[SOURCE DOCUMENT]
--- begin ---

# a poll of hobby lobby store,s



## hawk1999 (Jul 9, 2000)

*a poll of hobby lobby store's*

okay here's the deal no bs's how many of you have found a 1/350 refit in stock.my store never got them in.the point of this is maybe we all need to call or email on this. thanks the hawk


----------



## StarshipClass (Aug 13, 2003)

None here in West Columbia, SC that I've ever seen though I've been in on an infrequent basis. They've had the NX-01 in stock on several occasions and the 1/72nd U-boat but that's about it.


----------



## beck (Oct 22, 2003)

the HL in my area has kept a pretty good stock of PL stuff in the past . but i haven't been in since the refit came out . i'll run in tonight on my way home and see what they've got . 
hb


----------



## veedubb67 (Jul 11, 2003)

--- end ---

[Records of labeled boxes]
--- begin ---

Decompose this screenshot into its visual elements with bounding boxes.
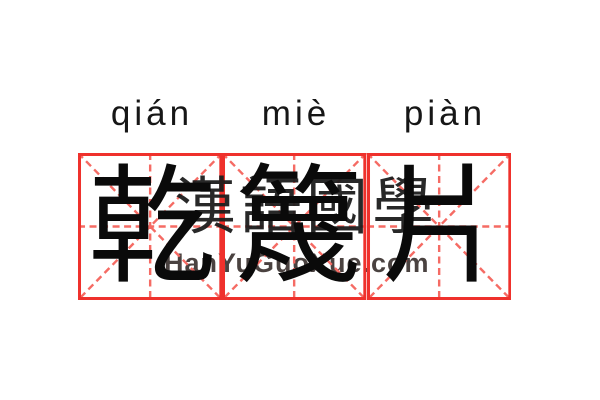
- watermark-hanzi-text: 漢語國學: [174, 170, 439, 243]
- grid-guides-icon: [78, 153, 223, 300]
- watermark-site-url: HanYuGuoXue.com: [164, 248, 430, 278]
- pinyin-syllable-2: miè: [261, 94, 331, 133]
- hanzi-character-2: 篾: [233, 153, 363, 302]
- grid-guides-icon: [366, 153, 511, 300]
- pinyin-syllable-3: piàn: [403, 94, 487, 133]
- grid-box-3: [366, 153, 511, 300]
- pinyin-syllable-1: qián: [110, 94, 194, 133]
- grid-guides-icon: [222, 153, 367, 300]
- hanzi-character-1: 乾: [87, 153, 217, 302]
- grid-box-1: [78, 153, 223, 300]
- hanzi-character-3: 片: [377, 153, 507, 302]
- grid-box-2: [222, 153, 367, 300]
- mi-zi-ge-grid: [78, 153, 511, 300]
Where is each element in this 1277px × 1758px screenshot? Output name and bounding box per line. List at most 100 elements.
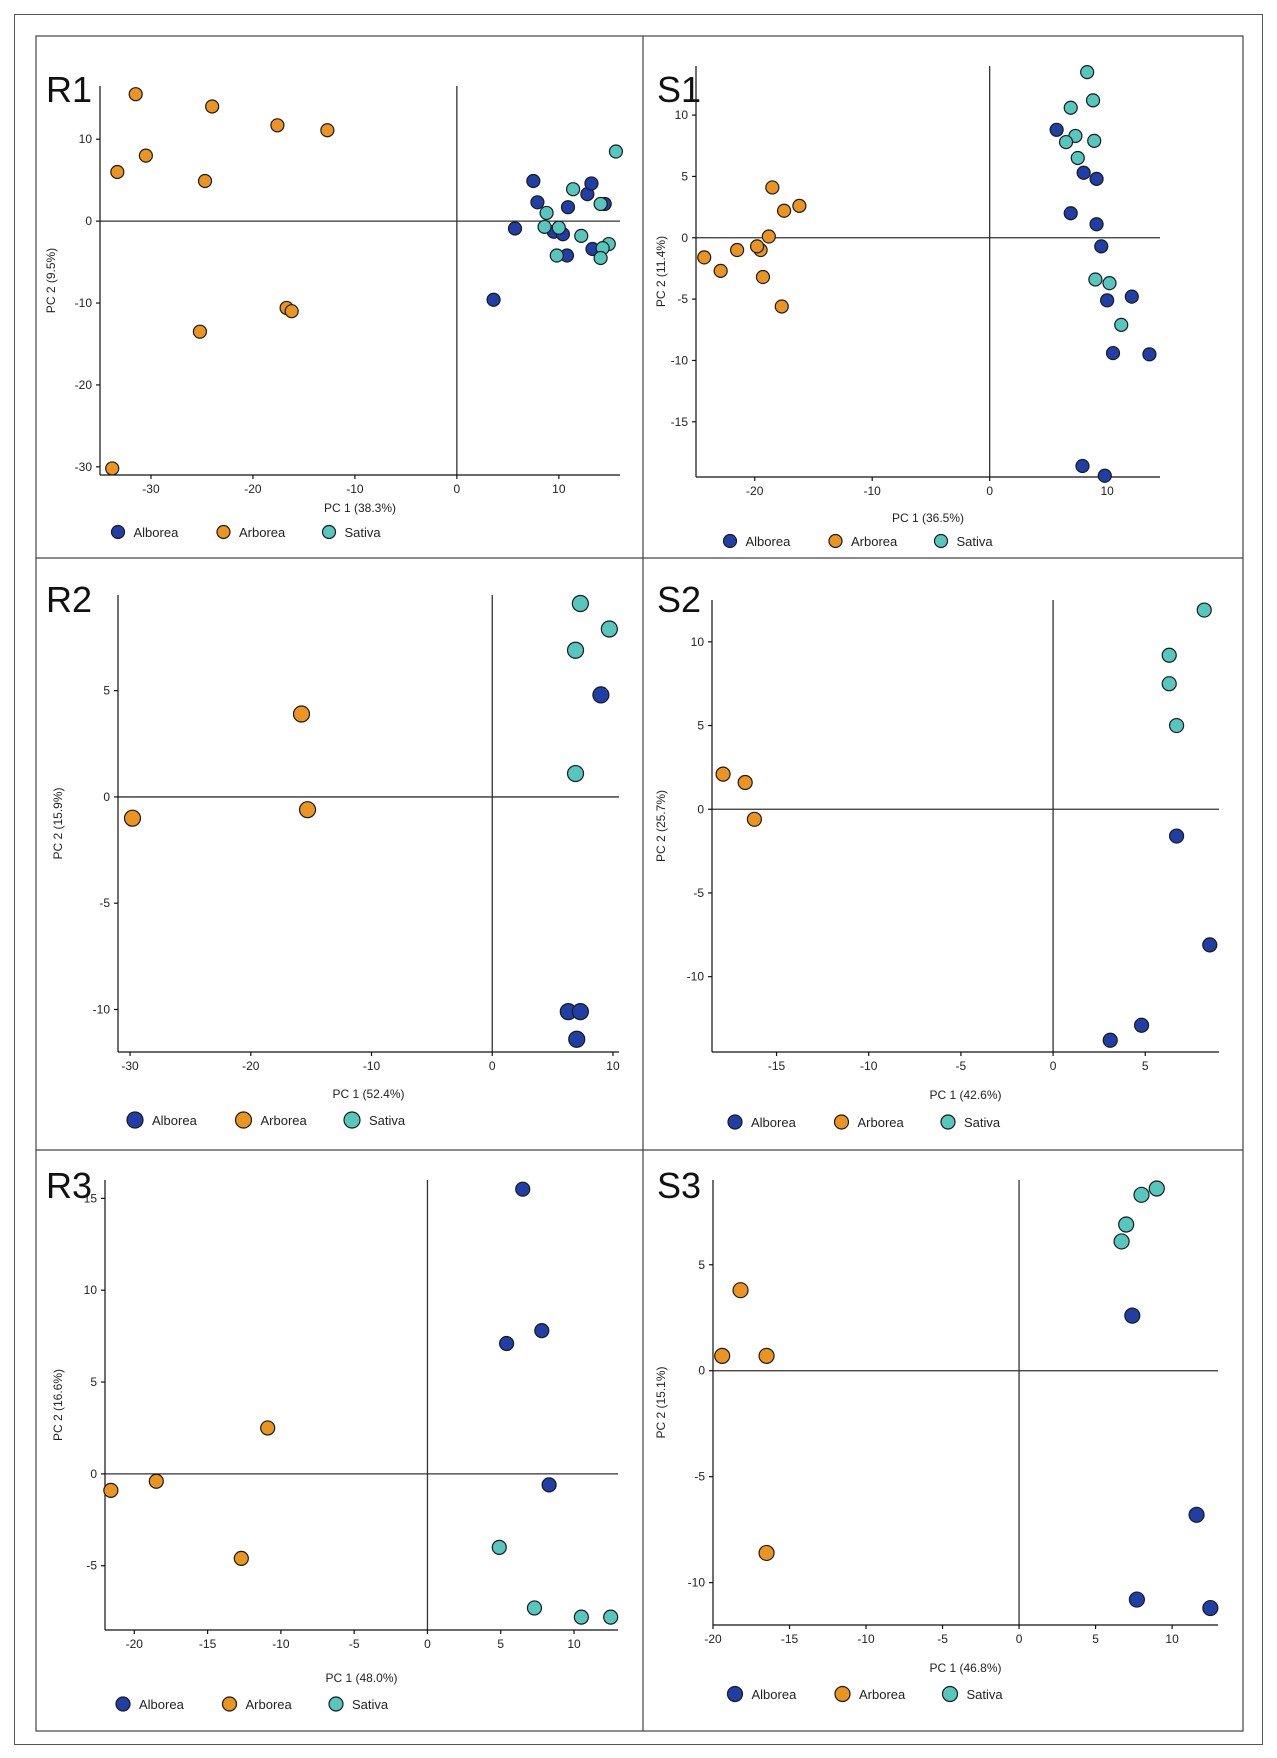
data-point-arborea bbox=[110, 164, 125, 180]
y-tick-label: 10 bbox=[675, 108, 689, 122]
series-sativa bbox=[1113, 1180, 1165, 1250]
x-tick-label: -10 bbox=[272, 1637, 290, 1651]
series-alborea bbox=[559, 686, 610, 1048]
data-point-arborea bbox=[148, 1473, 164, 1489]
data-point-alborea bbox=[1097, 468, 1112, 483]
x-tick-label: -20 bbox=[704, 1632, 722, 1646]
x-tick-label: 10 bbox=[552, 482, 566, 496]
legend-label-arborea: Arborea bbox=[859, 1687, 906, 1702]
x-tick-label: 10 bbox=[606, 1059, 620, 1073]
data-point-alborea bbox=[571, 1003, 589, 1021]
data-point-sativa bbox=[573, 1609, 589, 1625]
x-tick-label: 0 bbox=[1016, 1632, 1023, 1646]
data-point-arborea bbox=[777, 203, 792, 218]
x-axis-label: PC 1 (46.8%) bbox=[929, 1661, 1001, 1675]
x-tick-label: 5 bbox=[497, 1637, 504, 1651]
data-point-alborea bbox=[1049, 122, 1064, 137]
data-point-sativa bbox=[593, 196, 608, 212]
data-point-arborea bbox=[755, 269, 771, 285]
data-point-arborea bbox=[138, 148, 153, 163]
data-point-arborea bbox=[714, 1347, 731, 1364]
panel-label: R1 bbox=[46, 69, 92, 110]
series-sativa bbox=[1161, 602, 1212, 734]
series-arborea bbox=[714, 1282, 775, 1562]
series-arborea bbox=[123, 705, 317, 827]
data-point-sativa bbox=[565, 182, 581, 197]
data-point-sativa bbox=[1085, 93, 1101, 108]
legend-label-alborea: Alborea bbox=[751, 1115, 797, 1130]
x-axis-label: PC 1 (48.0%) bbox=[325, 1671, 397, 1685]
panel-label: R3 bbox=[46, 1165, 92, 1206]
x-tick-label: 0 bbox=[489, 1059, 496, 1073]
y-axis-label: PC 2 (16.6%) bbox=[51, 1369, 65, 1441]
data-point-arborea bbox=[123, 809, 142, 827]
y-tick-label: -5 bbox=[86, 1559, 97, 1573]
data-point-alborea bbox=[1124, 289, 1139, 304]
data-point-sativa bbox=[1133, 1186, 1150, 1203]
data-point-sativa bbox=[549, 248, 564, 263]
data-point-arborea bbox=[713, 263, 728, 278]
y-tick-label: 10 bbox=[84, 1283, 98, 1297]
y-tick-label: 0 bbox=[698, 1364, 705, 1378]
panel-s1: -20 -10 0 10 -15 -10 -5 0 5 10 PC 1 (36.5%) PC 2 (1… bbox=[654, 65, 1160, 549]
series-sativa bbox=[491, 1539, 619, 1625]
data-point-alborea bbox=[1089, 217, 1104, 232]
panel-label: R2 bbox=[46, 579, 92, 620]
legend-label-arborea: Arborea bbox=[261, 1113, 308, 1128]
data-point-sativa bbox=[539, 205, 554, 221]
y-axis-label: PC 2 (9.5%) bbox=[44, 248, 58, 313]
panel-r3: -20 -15 -10 -5 0 5 10 -5 0 5 10 15 PC 1 (48.0%) PC 2 … bbox=[46, 1165, 619, 1712]
data-point-arborea bbox=[292, 705, 311, 723]
x-tick-label: -30 bbox=[142, 482, 160, 496]
panel-s3: -20 -15 -10 -5 0 5 10 -10 -5 0 5 PC 1 (46.8%) PC 2 (… bbox=[654, 1165, 1219, 1703]
data-point-arborea bbox=[298, 801, 317, 819]
data-point-sativa bbox=[593, 250, 608, 266]
x-tick-label: -15 bbox=[199, 1637, 217, 1651]
data-point-alborea bbox=[568, 1030, 586, 1048]
data-point-alborea bbox=[1188, 1506, 1205, 1523]
legend: Alborea Arborea Sativa bbox=[727, 1114, 1001, 1130]
x-tick-label: -10 bbox=[857, 1632, 875, 1646]
data-point-sativa bbox=[608, 144, 624, 159]
x-tick-label: 10 bbox=[567, 1637, 581, 1651]
legend-label-sativa: Sativa bbox=[345, 525, 382, 540]
y-tick-label: -10 bbox=[75, 296, 93, 310]
legend-marker-arborea bbox=[221, 1696, 238, 1712]
legend-label-alborea: Alborea bbox=[139, 1697, 185, 1712]
legend-marker-alborea bbox=[726, 1685, 744, 1703]
y-tick-label: -10 bbox=[688, 1576, 706, 1590]
data-point-sativa bbox=[1148, 1180, 1165, 1197]
data-point-alborea bbox=[560, 200, 576, 215]
data-point-alborea bbox=[1102, 1032, 1118, 1048]
legend: Alborea Arborea Sativa bbox=[722, 533, 993, 549]
data-point-sativa bbox=[574, 228, 589, 243]
data-point-sativa bbox=[526, 1600, 543, 1616]
data-point-arborea bbox=[320, 123, 335, 138]
legend-label-sativa: Sativa bbox=[352, 1697, 389, 1712]
panel-border bbox=[35, 35, 1244, 1732]
legend-label-sativa: Sativa bbox=[369, 1113, 406, 1128]
data-point-arborea bbox=[792, 198, 807, 213]
data-point-alborea bbox=[584, 176, 599, 191]
data-point-arborea bbox=[103, 1482, 119, 1499]
data-point-alborea bbox=[534, 1323, 550, 1339]
data-point-sativa bbox=[1063, 100, 1078, 115]
data-point-arborea bbox=[270, 118, 285, 133]
legend-label-sativa: Sativa bbox=[967, 1687, 1004, 1702]
data-point-alborea bbox=[1089, 171, 1104, 186]
data-point-sativa bbox=[1118, 1216, 1135, 1233]
data-point-sativa bbox=[603, 1609, 619, 1625]
data-point-alborea bbox=[1128, 1591, 1145, 1608]
y-tick-label: -5 bbox=[694, 1470, 705, 1484]
series-alborea bbox=[1049, 122, 1157, 483]
data-point-alborea bbox=[1094, 239, 1109, 254]
data-point-arborea bbox=[758, 1544, 775, 1562]
figure-frame bbox=[14, 14, 1263, 1745]
x-tick-label: -15 bbox=[781, 1632, 799, 1646]
data-point-alborea bbox=[515, 1181, 531, 1197]
legend-label-alborea: Alborea bbox=[134, 525, 180, 540]
legend-marker-arborea bbox=[834, 1685, 851, 1703]
x-tick-label: 5 bbox=[1092, 1632, 1099, 1646]
data-point-alborea bbox=[1075, 458, 1090, 474]
data-point-sativa bbox=[1070, 150, 1085, 166]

--- end ---

[SHORT TASK 1] In the forum thread, which kits does StarshipClass say the West Columbia store has had in stock?
[SHORT TASK 2] In the records, copy the lines from the line with "- watermark-hanzi-text: 漢語國學: [174, 170, 439, 243]" up to and including the line with "- grid-box-3: [366, 153, 511, 300]".
The forum thread and the records come from unrelated sources.

[WORKED SOLUTION 1] The NX-01 and the 1/72nd U-boat.

[WORKED SOLUTION 2]
- watermark-hanzi-text: 漢語國學: [174, 170, 439, 243]
- grid-guides-icon: [78, 153, 223, 300]
- watermark-site-url: HanYuGuoXue.com: [164, 248, 430, 278]
- pinyin-syllable-2: miè: [261, 94, 331, 133]
- hanzi-character-2: 篾: [233, 153, 363, 302]
- grid-guides-icon: [366, 153, 511, 300]
- pinyin-syllable-3: piàn: [403, 94, 487, 133]
- grid-box-3: [366, 153, 511, 300]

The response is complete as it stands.